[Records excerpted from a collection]

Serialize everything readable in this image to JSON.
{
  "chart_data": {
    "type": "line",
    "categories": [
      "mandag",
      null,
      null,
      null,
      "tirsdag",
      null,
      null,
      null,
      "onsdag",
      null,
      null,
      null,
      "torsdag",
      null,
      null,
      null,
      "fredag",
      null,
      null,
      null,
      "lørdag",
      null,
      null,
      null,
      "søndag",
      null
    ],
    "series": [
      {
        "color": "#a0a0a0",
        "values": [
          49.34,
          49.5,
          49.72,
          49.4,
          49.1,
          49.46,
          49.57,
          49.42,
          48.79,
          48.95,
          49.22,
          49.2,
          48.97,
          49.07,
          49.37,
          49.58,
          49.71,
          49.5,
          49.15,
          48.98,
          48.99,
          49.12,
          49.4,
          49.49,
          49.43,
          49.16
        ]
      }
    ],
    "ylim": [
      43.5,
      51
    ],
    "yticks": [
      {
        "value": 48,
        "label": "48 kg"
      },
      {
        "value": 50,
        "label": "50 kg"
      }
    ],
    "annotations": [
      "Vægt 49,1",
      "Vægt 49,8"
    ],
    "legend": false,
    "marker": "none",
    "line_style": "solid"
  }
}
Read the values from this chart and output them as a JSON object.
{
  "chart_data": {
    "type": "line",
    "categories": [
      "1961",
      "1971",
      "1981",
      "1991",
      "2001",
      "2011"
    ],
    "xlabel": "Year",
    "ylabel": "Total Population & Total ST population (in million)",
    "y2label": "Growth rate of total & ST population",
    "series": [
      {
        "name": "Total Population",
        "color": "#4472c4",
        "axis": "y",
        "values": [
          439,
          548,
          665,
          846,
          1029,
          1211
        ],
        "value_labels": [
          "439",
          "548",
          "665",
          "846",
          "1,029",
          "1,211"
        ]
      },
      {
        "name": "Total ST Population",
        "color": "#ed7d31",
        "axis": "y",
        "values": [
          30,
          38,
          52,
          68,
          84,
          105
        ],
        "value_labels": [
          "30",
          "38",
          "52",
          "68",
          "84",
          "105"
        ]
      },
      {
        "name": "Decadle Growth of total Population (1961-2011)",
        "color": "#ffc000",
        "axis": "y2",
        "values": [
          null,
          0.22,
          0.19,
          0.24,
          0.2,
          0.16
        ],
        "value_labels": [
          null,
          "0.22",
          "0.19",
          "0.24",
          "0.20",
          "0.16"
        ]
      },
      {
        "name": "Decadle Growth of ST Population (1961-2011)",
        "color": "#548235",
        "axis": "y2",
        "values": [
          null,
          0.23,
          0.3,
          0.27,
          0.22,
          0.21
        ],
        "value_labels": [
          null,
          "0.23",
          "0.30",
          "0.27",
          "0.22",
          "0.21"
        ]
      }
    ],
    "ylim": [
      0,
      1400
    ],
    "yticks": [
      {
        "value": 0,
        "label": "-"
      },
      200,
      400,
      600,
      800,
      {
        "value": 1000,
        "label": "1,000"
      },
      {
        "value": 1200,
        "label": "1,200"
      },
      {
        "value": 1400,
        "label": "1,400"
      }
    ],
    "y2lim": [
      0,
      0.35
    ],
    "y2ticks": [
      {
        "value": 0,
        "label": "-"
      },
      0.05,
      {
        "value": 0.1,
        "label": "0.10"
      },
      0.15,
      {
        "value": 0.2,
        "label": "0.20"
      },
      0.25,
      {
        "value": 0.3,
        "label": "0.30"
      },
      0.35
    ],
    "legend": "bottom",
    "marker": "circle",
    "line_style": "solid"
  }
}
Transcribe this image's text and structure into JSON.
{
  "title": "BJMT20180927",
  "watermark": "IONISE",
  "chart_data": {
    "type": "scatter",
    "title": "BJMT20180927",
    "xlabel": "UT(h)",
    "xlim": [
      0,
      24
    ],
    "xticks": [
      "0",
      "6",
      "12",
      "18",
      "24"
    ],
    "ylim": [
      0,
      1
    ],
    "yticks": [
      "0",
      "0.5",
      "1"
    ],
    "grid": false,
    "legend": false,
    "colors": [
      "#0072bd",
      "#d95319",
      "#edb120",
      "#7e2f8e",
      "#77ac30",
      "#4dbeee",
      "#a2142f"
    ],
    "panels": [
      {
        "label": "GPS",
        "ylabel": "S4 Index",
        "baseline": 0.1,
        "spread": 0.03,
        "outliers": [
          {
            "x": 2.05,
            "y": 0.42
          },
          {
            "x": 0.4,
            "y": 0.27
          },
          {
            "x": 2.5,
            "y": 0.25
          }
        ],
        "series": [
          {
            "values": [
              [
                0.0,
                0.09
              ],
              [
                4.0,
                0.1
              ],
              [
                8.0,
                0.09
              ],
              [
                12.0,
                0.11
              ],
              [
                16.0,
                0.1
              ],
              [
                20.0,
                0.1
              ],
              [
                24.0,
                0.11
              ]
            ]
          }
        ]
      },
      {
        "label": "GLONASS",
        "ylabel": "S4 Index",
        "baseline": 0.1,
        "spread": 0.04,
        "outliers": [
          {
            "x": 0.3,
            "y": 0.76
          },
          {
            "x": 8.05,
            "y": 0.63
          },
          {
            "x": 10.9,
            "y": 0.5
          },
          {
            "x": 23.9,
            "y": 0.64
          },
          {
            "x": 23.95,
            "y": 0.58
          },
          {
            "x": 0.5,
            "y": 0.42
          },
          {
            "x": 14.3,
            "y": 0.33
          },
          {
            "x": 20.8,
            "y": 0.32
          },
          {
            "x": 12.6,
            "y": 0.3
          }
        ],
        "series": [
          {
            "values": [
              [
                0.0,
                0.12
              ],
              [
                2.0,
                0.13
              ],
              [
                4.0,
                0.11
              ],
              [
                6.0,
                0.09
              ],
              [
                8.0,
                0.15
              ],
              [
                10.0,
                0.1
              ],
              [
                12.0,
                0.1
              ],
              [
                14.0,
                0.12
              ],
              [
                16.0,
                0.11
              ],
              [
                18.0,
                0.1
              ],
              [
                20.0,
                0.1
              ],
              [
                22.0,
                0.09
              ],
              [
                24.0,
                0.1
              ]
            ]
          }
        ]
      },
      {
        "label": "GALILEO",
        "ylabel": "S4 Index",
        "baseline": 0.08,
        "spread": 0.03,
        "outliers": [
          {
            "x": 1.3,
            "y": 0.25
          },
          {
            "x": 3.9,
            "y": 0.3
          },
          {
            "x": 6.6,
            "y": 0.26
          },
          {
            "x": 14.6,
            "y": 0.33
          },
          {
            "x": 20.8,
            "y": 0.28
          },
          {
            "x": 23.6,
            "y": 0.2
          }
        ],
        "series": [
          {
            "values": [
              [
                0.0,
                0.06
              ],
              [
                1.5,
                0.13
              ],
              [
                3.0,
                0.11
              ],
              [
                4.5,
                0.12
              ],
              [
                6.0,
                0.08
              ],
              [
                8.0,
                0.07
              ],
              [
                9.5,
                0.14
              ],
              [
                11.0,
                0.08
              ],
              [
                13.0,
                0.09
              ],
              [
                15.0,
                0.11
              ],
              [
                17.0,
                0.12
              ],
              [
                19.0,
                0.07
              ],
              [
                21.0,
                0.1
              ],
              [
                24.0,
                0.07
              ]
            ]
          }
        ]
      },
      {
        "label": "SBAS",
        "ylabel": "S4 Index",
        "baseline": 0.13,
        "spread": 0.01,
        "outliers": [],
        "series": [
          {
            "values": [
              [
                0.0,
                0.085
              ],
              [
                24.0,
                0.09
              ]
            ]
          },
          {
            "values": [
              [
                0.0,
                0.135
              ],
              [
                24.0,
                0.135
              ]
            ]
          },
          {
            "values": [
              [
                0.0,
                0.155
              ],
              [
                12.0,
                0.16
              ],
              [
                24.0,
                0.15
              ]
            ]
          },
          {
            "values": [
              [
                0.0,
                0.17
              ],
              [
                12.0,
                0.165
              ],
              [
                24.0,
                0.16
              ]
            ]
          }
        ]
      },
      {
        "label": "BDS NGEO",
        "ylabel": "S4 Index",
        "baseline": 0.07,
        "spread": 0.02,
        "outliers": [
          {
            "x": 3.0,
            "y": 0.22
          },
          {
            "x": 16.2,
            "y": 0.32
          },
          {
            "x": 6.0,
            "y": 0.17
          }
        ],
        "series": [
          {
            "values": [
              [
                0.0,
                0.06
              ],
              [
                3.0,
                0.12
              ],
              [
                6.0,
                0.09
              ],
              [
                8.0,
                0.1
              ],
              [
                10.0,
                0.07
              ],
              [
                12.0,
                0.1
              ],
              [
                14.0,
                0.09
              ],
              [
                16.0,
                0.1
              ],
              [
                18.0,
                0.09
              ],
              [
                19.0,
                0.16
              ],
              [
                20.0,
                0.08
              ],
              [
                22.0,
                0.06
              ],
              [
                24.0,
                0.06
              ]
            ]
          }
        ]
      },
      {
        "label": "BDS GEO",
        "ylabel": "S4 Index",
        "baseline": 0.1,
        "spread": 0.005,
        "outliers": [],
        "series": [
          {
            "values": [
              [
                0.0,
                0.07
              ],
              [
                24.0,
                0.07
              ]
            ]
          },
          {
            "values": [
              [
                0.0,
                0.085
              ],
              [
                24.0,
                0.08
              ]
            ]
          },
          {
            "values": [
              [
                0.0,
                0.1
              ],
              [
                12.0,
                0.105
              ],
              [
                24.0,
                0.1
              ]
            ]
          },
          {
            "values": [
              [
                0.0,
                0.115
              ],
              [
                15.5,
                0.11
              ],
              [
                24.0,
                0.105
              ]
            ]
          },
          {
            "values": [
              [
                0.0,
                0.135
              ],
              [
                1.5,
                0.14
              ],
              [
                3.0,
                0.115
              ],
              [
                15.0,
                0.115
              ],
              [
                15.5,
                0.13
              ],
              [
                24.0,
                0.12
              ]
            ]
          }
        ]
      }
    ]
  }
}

What you should do:
Extract all lines from the material above that include the word "this".

Answer:
Serialize everything readable in this image to JSON.
Read the values from this chart and output them as a JSON object.
Transcribe this image's text and structure into JSON.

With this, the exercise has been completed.